# Hootie needs company



## Hootie'sMom (Sep 21, 2005)

Hello All! I need some help with my Hootie. He is very lonley. He is hand raised but does not seem to feel complete with just people. His aggression has subsided. However, now he just mopes around the house making that long low woooo woooo sound. And I mean non stop! Instead of trying to be near my husband or myself he will go to the farthest away room as possible and hide in a corner or under the bed and wooo for hours. I know he wants a mate due to the fact that he mates with everything. I came upon my Hootie by chance. I have no idea where to get another one. Not to mention how much space do 2 pigeons need, and what do I do with all the babies! I have only a very small space of yard. I need some advise. I just want Hootie to have a good life. He does not seem very happy and that makes me not happy


----------



## Victor (Dec 18, 2004)

Hootie'sMom said:


> Hello All! I need some help with my Hootie. He is very lonley. He is hand raised but does not seem to feel complete with just people. His aggression has subsided. However, now he just mopes around the house making that long low woooo woooo sound. And I mean non stop! Instead of trying to be near my husband or myself he will go to the farthest away room as possible and hide in a corner or under the bed and wooo for hours. I know he wants a mate due to the fact that he mates with everything. I came upon my Hootie by chance. I have no idea where to get another one. Not to mention how much space do 2 pigeons need, and what do I do with all the babies! I have only a very small space of yard. I need some advise. I just want Hootie to have a good life. He does not seem very happy and that makes me not happy


Hello Hooties mom,

Do you and your husband spend any quality time with Hootie? Soemtimes when we get wrapped up in our lives and jobs, we tend to just take care of their basic minimum needs such as food and drink,maybe an occasional "visit" and that will cause them to become lonley and frustrated. 

I do not know your housing situation, or how you keep Hootie in a cage or aviary when he is not roaming the house, but if your pet is kept in a cage, it should be large enought that he can spread his wings, flap them or stretch his legs and wing if need be. 

If you are concerned about the babies and the small space you have, it may not be in your, or Hooties best interest to get a female and allow them to reproduce.That might be stressful for you on down the road. Just my thoughts.


----------



## TAWhatley (Mar 6, 2001)

PROBLEMS -
[a] In the Hootie thread, what sound does Hootie make nonstop while moping around the house?
[b] Which usernames appear as post headers in the Hootie thread? List every one.

DATASET RECORDS -
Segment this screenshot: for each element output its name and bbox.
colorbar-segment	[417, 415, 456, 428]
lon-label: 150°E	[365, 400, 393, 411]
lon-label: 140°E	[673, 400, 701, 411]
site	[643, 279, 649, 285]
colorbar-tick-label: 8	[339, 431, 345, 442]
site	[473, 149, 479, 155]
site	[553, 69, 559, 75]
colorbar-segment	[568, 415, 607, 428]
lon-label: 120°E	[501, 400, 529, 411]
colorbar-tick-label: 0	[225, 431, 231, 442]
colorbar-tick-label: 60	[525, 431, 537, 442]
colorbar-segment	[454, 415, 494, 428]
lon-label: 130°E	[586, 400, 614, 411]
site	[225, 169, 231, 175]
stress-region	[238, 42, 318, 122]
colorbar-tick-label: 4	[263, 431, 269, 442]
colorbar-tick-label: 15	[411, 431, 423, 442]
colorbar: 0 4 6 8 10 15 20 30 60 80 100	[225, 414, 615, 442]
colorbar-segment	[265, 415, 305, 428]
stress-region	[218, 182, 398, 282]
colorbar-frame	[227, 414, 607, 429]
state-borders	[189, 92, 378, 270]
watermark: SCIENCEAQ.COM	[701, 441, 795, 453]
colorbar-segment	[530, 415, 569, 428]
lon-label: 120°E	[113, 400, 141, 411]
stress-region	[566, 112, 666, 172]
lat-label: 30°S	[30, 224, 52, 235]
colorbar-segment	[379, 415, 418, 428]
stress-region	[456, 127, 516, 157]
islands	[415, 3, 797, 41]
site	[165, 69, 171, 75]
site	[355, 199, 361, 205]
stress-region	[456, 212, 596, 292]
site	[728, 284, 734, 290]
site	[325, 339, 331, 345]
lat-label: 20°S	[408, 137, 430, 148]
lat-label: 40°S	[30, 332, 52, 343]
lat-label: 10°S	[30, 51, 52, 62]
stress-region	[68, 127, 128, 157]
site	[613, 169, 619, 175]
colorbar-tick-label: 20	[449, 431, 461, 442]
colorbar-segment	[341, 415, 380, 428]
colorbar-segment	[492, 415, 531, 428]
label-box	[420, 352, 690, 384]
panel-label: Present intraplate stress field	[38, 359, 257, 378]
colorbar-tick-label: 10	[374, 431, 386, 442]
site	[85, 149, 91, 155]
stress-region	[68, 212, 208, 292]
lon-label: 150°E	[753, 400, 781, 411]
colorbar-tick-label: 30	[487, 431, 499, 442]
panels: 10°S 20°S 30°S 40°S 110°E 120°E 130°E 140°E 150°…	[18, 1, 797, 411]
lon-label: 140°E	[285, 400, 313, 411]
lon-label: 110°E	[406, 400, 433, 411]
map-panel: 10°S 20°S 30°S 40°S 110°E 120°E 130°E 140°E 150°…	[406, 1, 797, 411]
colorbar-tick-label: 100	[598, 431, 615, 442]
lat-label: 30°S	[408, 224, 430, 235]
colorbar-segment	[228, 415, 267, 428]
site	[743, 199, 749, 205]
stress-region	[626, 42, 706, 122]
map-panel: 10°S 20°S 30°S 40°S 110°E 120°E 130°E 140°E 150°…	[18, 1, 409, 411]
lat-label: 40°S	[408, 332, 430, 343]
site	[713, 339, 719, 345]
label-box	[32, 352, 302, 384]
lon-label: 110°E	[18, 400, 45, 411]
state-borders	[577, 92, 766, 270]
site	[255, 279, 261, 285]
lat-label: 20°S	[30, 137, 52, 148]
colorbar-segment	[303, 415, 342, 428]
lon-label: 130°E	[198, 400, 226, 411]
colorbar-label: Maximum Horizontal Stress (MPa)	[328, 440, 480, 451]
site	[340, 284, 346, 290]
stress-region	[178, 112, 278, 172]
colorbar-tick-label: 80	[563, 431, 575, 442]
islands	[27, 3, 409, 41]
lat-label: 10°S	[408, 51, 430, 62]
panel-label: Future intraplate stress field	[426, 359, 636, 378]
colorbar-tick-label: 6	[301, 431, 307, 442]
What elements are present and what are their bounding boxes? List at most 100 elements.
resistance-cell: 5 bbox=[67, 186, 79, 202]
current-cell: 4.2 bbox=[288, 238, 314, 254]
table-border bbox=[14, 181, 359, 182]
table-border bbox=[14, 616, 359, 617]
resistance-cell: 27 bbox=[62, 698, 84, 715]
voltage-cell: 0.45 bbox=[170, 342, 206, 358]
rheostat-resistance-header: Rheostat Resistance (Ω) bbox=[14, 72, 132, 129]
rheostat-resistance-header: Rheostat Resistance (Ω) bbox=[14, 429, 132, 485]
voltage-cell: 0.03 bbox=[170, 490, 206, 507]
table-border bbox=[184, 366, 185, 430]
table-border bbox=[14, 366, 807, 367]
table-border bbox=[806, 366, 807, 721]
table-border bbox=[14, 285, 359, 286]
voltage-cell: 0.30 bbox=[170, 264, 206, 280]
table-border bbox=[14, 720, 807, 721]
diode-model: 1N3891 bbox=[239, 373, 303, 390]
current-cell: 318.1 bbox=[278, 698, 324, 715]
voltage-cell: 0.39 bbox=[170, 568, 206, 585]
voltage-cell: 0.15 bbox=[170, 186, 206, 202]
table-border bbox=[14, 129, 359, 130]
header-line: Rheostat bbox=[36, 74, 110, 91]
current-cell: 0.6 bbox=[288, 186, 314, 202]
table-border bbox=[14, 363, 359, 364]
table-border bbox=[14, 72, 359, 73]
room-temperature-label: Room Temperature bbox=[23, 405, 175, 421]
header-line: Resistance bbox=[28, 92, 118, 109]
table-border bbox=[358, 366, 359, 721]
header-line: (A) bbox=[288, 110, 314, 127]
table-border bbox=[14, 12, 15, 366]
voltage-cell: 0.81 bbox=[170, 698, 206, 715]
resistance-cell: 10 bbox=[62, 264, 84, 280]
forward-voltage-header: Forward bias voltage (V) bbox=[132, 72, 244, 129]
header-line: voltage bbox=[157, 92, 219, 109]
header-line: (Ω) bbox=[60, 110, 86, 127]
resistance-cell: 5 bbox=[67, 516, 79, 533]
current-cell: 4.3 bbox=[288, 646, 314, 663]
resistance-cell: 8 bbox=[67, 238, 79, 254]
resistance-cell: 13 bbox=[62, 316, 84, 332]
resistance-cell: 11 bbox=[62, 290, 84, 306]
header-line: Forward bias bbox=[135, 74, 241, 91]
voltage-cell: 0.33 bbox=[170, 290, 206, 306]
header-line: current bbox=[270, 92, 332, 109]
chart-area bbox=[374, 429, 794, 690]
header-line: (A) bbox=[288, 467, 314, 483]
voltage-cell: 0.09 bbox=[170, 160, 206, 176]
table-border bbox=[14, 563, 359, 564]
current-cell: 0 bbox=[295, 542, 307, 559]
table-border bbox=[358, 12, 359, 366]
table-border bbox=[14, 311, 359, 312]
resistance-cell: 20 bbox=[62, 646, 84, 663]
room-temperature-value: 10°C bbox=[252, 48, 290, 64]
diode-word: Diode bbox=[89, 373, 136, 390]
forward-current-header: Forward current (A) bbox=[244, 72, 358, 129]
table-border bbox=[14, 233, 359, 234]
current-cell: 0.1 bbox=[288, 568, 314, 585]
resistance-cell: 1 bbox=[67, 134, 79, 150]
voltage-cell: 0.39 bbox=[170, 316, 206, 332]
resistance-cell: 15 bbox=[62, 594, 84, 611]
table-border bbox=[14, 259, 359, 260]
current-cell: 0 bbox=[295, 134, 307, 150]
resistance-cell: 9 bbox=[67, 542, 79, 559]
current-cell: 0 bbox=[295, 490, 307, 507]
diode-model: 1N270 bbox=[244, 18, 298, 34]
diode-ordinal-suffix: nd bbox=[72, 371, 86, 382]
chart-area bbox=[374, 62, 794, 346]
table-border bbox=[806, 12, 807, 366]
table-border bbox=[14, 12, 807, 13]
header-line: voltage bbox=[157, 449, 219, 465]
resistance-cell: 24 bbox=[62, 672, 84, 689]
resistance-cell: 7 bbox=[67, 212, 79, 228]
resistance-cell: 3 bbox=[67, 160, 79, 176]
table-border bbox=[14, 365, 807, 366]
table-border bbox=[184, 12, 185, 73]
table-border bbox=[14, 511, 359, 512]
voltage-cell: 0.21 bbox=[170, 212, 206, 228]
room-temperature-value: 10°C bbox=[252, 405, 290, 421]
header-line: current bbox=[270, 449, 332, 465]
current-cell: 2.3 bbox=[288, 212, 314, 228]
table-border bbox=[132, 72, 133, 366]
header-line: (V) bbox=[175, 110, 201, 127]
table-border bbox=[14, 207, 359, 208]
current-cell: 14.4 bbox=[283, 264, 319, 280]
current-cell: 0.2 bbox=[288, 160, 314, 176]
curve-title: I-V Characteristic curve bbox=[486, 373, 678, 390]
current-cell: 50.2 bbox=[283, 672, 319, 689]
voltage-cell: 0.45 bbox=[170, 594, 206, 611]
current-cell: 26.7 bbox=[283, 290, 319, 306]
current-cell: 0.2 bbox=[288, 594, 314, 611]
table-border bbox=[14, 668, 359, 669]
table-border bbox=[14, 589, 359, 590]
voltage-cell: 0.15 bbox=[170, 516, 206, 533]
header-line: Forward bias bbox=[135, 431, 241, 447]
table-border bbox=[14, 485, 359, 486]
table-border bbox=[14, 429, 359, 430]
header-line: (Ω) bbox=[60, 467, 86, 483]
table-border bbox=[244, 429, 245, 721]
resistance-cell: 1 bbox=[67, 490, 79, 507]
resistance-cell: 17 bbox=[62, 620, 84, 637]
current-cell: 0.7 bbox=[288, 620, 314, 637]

OUTPUTS FOR THE TASKS -
[a] A long, low "woooo woooo" sound.

[b] Hootie'sMom, Victor, TAWhatley